> WHAT THE TASK REQUIRES: Draw out every line with the word "Dichter" from the listing below.

> STORED ROWS:
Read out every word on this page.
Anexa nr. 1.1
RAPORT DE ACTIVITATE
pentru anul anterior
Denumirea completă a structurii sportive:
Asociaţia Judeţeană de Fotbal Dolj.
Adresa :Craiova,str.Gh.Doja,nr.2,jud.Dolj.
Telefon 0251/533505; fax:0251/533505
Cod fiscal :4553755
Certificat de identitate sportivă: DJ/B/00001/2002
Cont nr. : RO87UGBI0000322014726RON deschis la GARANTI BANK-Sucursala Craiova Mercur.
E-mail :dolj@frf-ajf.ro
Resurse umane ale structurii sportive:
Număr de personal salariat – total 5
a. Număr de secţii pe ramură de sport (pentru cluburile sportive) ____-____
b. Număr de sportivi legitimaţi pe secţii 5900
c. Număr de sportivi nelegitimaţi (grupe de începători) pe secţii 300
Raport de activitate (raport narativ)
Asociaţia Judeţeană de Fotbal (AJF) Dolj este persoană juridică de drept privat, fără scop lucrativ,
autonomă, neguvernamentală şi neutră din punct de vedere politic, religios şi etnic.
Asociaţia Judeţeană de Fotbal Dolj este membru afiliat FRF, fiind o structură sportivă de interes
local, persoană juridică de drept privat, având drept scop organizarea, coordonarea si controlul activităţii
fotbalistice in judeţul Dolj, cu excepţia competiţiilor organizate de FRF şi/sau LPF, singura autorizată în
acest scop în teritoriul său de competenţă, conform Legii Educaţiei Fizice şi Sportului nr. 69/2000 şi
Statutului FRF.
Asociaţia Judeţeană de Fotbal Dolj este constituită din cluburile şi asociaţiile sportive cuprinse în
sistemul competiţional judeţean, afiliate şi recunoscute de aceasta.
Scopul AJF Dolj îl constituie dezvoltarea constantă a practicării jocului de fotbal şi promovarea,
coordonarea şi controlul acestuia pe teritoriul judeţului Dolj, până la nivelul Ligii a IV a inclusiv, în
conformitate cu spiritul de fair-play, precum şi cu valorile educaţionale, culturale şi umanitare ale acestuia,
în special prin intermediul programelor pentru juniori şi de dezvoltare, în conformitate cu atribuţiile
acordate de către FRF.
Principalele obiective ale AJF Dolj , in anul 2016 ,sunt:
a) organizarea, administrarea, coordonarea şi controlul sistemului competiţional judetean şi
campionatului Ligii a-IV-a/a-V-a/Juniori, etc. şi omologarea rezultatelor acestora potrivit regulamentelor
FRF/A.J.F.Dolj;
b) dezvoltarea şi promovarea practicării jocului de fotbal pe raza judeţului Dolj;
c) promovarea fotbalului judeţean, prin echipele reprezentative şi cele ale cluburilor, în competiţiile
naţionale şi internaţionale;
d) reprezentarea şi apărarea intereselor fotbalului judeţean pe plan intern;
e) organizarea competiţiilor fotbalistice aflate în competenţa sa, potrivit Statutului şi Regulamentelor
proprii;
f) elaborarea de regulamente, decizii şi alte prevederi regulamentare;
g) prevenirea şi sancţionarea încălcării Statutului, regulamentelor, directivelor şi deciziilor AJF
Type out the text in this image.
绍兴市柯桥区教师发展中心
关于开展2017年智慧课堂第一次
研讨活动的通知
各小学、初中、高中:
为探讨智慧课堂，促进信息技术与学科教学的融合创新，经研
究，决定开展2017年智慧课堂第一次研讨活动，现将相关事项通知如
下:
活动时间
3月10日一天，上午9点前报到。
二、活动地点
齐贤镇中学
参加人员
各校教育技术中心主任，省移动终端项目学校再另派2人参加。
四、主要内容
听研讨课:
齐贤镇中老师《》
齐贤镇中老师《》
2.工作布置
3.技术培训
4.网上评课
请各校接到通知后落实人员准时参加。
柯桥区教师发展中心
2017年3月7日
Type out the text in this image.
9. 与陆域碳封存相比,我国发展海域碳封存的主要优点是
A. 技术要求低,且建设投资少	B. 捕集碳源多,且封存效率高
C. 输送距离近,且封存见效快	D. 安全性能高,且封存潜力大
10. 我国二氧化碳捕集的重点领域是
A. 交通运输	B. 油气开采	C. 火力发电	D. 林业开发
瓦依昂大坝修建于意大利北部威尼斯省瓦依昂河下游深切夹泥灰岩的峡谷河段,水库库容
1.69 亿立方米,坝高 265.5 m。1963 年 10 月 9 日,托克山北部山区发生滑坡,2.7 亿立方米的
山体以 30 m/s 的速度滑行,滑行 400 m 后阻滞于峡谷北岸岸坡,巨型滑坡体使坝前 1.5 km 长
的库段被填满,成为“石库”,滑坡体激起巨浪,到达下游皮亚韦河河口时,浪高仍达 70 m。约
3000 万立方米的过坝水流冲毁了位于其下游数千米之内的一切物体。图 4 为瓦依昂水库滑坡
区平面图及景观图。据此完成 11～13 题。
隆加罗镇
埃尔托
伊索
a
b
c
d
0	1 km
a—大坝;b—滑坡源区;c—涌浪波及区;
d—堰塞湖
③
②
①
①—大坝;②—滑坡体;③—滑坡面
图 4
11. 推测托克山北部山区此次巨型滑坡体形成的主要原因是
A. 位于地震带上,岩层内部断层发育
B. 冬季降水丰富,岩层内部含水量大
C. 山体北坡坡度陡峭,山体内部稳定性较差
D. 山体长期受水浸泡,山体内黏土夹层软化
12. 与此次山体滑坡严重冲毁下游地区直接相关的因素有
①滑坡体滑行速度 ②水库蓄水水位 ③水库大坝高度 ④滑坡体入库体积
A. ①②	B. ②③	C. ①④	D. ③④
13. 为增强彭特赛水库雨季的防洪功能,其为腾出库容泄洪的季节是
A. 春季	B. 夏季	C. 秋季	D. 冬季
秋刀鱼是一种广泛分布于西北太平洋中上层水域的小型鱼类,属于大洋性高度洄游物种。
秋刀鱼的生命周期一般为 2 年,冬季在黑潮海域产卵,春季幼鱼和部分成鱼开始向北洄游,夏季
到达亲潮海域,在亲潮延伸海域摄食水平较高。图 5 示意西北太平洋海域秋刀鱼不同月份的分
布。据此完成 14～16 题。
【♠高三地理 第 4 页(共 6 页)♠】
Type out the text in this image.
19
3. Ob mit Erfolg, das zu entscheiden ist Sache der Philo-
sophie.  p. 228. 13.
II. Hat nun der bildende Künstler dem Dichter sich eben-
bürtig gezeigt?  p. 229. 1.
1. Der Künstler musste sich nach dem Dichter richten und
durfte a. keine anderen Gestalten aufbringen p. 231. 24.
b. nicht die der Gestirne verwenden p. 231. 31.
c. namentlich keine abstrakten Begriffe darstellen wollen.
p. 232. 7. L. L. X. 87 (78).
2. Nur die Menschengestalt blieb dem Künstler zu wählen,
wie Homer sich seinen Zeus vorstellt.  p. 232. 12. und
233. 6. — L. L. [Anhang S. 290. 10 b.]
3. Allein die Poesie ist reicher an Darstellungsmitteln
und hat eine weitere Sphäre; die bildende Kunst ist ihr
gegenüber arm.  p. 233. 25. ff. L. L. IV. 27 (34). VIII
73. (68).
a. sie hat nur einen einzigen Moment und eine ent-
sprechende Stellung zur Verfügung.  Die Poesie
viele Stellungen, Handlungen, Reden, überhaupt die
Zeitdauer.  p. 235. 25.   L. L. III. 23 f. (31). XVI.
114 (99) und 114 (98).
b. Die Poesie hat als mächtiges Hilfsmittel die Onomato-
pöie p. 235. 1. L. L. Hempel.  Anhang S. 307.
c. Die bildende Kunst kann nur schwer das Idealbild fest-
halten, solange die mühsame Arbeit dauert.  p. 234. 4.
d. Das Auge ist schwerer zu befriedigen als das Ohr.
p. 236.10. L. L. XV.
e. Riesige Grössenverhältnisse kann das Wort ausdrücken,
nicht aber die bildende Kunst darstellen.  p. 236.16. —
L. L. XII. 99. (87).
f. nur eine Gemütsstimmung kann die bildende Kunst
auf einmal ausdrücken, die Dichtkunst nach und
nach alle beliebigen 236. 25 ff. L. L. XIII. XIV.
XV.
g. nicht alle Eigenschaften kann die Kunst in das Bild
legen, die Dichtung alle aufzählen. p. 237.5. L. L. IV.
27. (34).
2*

> OUTPUT FOR THIS EXERCISE:
II. Hat nun der bildende Künstler dem Dichter sich eben-
1. Der Künstler musste sich nach dem Dichter richten und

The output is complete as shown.